● **PROBLEM DETAILS**
Copy every entry word for word. Skip the pictures.

● **RECORD EXCERPTS**
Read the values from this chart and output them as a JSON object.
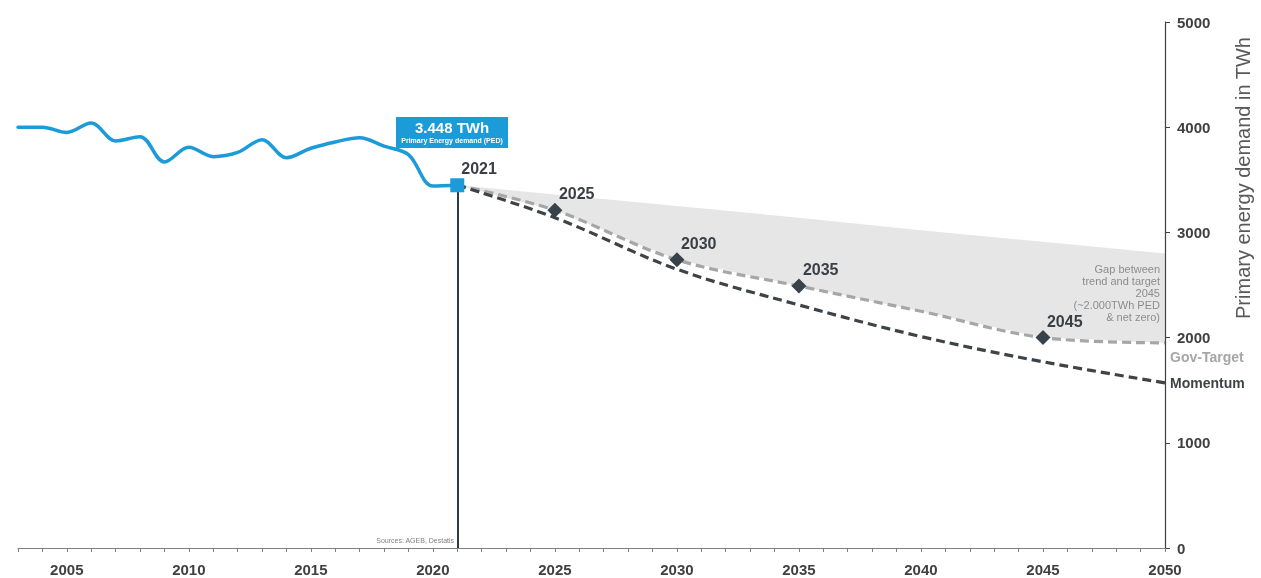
{
  "chart_data": {
    "type": "line",
    "ylabel": "Primary energy demand in TWh",
    "xlim": [
      2003,
      2050
    ],
    "xticks": [
      {
        "value": 2003,
        "label": null
      },
      {
        "value": 2004,
        "label": null
      },
      2005,
      {
        "value": 2006,
        "label": null
      },
      {
        "value": 2007,
        "label": null
      },
      {
        "value": 2008,
        "label": null
      },
      {
        "value": 2009,
        "label": null
      },
      2010,
      {
        "value": 2011,
        "label": null
      },
      {
        "value": 2012,
        "label": null
      },
      {
        "value": 2013,
        "label": null
      },
      {
        "value": 2014,
        "label": null
      },
      2015,
      {
        "value": 2016,
        "label": null
      },
      {
        "value": 2017,
        "label": null
      },
      {
        "value": 2018,
        "label": null
      },
      {
        "value": 2019,
        "label": null
      },
      2020,
      {
        "value": 2021,
        "label": null
      },
      {
        "value": 2022,
        "label": null
      },
      {
        "value": 2023,
        "label": null
      },
      {
        "value": 2024,
        "label": null
      },
      2025,
      {
        "value": 2026,
        "label": null
      },
      {
        "value": 2027,
        "label": null
      },
      {
        "value": 2028,
        "label": null
      },
      {
        "value": 2029,
        "label": null
      },
      2030,
      {
        "value": 2031,
        "label": null
      },
      {
        "value": 2032,
        "label": null
      },
      {
        "value": 2033,
        "label": null
      },
      {
        "value": 2034,
        "label": null
      },
      2035,
      {
        "value": 2036,
        "label": null
      },
      {
        "value": 2037,
        "label": null
      },
      {
        "value": 2038,
        "label": null
      },
      {
        "value": 2039,
        "label": null
      },
      2040,
      {
        "value": 2041,
        "label": null
      },
      {
        "value": 2042,
        "label": null
      },
      {
        "value": 2043,
        "label": null
      },
      {
        "value": 2044,
        "label": null
      },
      2045,
      {
        "value": 2046,
        "label": null
      },
      {
        "value": 2047,
        "label": null
      },
      {
        "value": 2048,
        "label": null
      },
      {
        "value": 2049,
        "label": null
      },
      2050
    ],
    "ylim": [
      0,
      5000
    ],
    "yticks": [
      0,
      1000,
      2000,
      3000,
      4000,
      5000
    ],
    "series": [
      {
        "color": "#1b9bd7",
        "line_style": "solid",
        "marker": "none",
        "x": [
          2003,
          2004,
          2005,
          2006,
          2007,
          2008,
          2009,
          2010,
          2011,
          2012,
          2013,
          2014,
          2015,
          2016,
          2017,
          2018,
          2019,
          2020,
          2021
        ],
        "values": [
          4000,
          4000,
          3950,
          4040,
          3870,
          3910,
          3670,
          3810,
          3720,
          3760,
          3880,
          3710,
          3800,
          3860,
          3900,
          3820,
          3740,
          3440,
          3450
        ]
      },
      {
        "name": "Gov-Target",
        "color": "#a6a6a6",
        "line_style": "dashed",
        "marker": "none",
        "x": [
          2021,
          2025,
          2030,
          2035,
          2040,
          2045,
          2050
        ],
        "values": [
          3450,
          3210,
          2740,
          2490,
          2250,
          2000,
          1950
        ],
        "lower": [
          3450,
          3210,
          2740,
          2490,
          2250,
          2000,
          1950
        ],
        "upper": [
          3450,
          3360,
          3250,
          3140,
          3020,
          2910,
          2800
        ]
      },
      {
        "name": "Momentum",
        "color": "#3d4347",
        "line_style": "dashed",
        "marker": "none",
        "x": [
          2021,
          2025,
          2030,
          2035,
          2040,
          2045,
          2050
        ],
        "values": [
          3450,
          3140,
          2650,
          2310,
          2010,
          1770,
          1570
        ]
      },
      {
        "type": "scatter",
        "marker": "diamond",
        "color": "#37424a",
        "x": [
          2025,
          2030,
          2035,
          2045
        ],
        "values": [
          3210,
          2740,
          2490,
          2000
        ]
      },
      {
        "type": "scatter",
        "marker": "square",
        "color": "#1b9bd7",
        "x": [
          2021
        ],
        "values": [
          3448
        ]
      }
    ],
    "ref_lines": [
      {
        "axis": "x",
        "value": 2021,
        "color": "#2f3b44"
      }
    ],
    "annotations": [
      "3.448 TWh",
      "Primary Energy demand (PED)",
      {
        "text": "2021",
        "x": 2021,
        "y": 3448
      },
      {
        "text": "2025",
        "x": 2025,
        "y": 3210
      },
      {
        "text": "2030",
        "x": 2030,
        "y": 2740
      },
      {
        "text": "2035",
        "x": 2035,
        "y": 2490
      },
      {
        "text": "2045",
        "x": 2045,
        "y": 2000
      },
      "Gap between trend and target 2045 (~2.000TWh PED & net zero)",
      "Sources: AGEB, Destatis"
    ]
  }
}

● **ANSWER TO THE EXERCISE**
Read the values from this chart and output them as a JSON object.
{
  "chart_data": {
    "type": "line",
    "ylabel": "Primary energy demand in TWh",
    "xlim": [
      2003,
      2050
    ],
    "xticks": [
      {
        "value": 2003,
        "label": null
      },
      {
        "value": 2004,
        "label": null
      },
      2005,
      {
        "value": 2006,
        "label": null
      },
      {
        "value": 2007,
        "label": null
      },
      {
        "value": 2008,
        "label": null
      },
      {
        "value": 2009,
        "label": null
      },
      2010,
      {
        "value": 2011,
        "label": null
      },
      {
        "value": 2012,
        "label": null
      },
      {
        "value": 2013,
        "label": null
      },
      {
        "value": 2014,
        "label": null
      },
      2015,
      {
        "value": 2016,
        "label": null
      },
      {
        "value": 2017,
        "label": null
      },
      {
        "value": 2018,
        "label": null
      },
      {
        "value": 2019,
        "label": null
      },
      2020,
      {
        "value": 2021,
        "label": null
      },
      {
        "value": 2022,
        "label": null
      },
      {
        "value": 2023,
        "label": null
      },
      {
        "value": 2024,
        "label": null
      },
      2025,
      {
        "value": 2026,
        "label": null
      },
      {
        "value": 2027,
        "label": null
      },
      {
        "value": 2028,
        "label": null
      },
      {
        "value": 2029,
        "label": null
      },
      2030,
      {
        "value": 2031,
        "label": null
      },
      {
        "value": 2032,
        "label": null
      },
      {
        "value": 2033,
        "label": null
      },
      {
        "value": 2034,
        "label": null
      },
      2035,
      {
        "value": 2036,
        "label": null
      },
      {
        "value": 2037,
        "label": null
      },
      {
        "value": 2038,
        "label": null
      },
      {
        "value": 2039,
        "label": null
      },
      2040,
      {
        "value": 2041,
        "label": null
      },
      {
        "value": 2042,
        "label": null
      },
      {
        "value": 2043,
        "label": null
      },
      {
        "value": 2044,
        "label": null
      },
      2045,
      {
        "value": 2046,
        "label": null
      },
      {
        "value": 2047,
        "label": null
      },
      {
        "value": 2048,
        "label": null
      },
      {
        "value": 2049,
        "label": null
      },
      2050
    ],
    "ylim": [
      0,
      5000
    ],
    "yticks": [
      0,
      1000,
      2000,
      3000,
      4000,
      5000
    ],
    "series": [
      {
        "color": "#1b9bd7",
        "line_style": "solid",
        "marker": "none",
        "x": [
          2003,
          2004,
          2005,
          2006,
          2007,
          2008,
          2009,
          2010,
          2011,
          2012,
          2013,
          2014,
          2015,
          2016,
          2017,
          2018,
          2019,
          2020,
          2021
        ],
        "values": [
          4000,
          4000,
          3950,
          4040,
          3870,
          3910,
          3670,
          3810,
          3720,
          3760,
          3880,
          3710,
          3800,
          3860,
          3900,
          3820,
          3740,
          3440,
          3450
        ]
      },
      {
        "name": "Gov-Target",
        "color": "#a6a6a6",
        "line_style": "dashed",
        "marker": "none",
        "x": [
          2021,
          2025,
          2030,
          2035,
          2040,
          2045,
          2050
        ],
        "values": [
          3450,
          3210,
          2740,
          2490,
          2250,
          2000,
          1950
        ],
        "lower": [
          3450,
          3210,
          2740,
          2490,
          2250,
          2000,
          1950
        ],
        "upper": [
          3450,
          3360,
          3250,
          3140,
          3020,
          2910,
          2800
        ]
      },
      {
        "name": "Momentum",
        "color": "#3d4347",
        "line_style": "dashed",
        "marker": "none",
        "x": [
          2021,
          2025,
          2030,
          2035,
          2040,
          2045,
          2050
        ],
        "values": [
          3450,
          3140,
          2650,
          2310,
          2010,
          1770,
          1570
        ]
      },
      {
        "type": "scatter",
        "marker": "diamond",
        "color": "#37424a",
        "x": [
          2025,
          2030,
          2035,
          2045
        ],
        "values": [
          3210,
          2740,
          2490,
          2000
        ]
      },
      {
        "type": "scatter",
        "marker": "square",
        "color": "#1b9bd7",
        "x": [
          2021
        ],
        "values": [
          3448
        ]
      }
    ],
    "ref_lines": [
      {
        "axis": "x",
        "value": 2021,
        "color": "#2f3b44"
      }
    ],
    "annotations": [
      "3.448 TWh",
      "Primary Energy demand (PED)",
      {
        "text": "2021",
        "x": 2021,
        "y": 3448
      },
      {
        "text": "2025",
        "x": 2025,
        "y": 3210
      },
      {
        "text": "2030",
        "x": 2030,
        "y": 2740
      },
      {
        "text": "2035",
        "x": 2035,
        "y": 2490
      },
      {
        "text": "2045",
        "x": 2045,
        "y": 2000
      },
      "Gap between trend and target 2045 (~2.000TWh PED & net zero)",
      "Sources: AGEB, Destatis"
    ]
  }
}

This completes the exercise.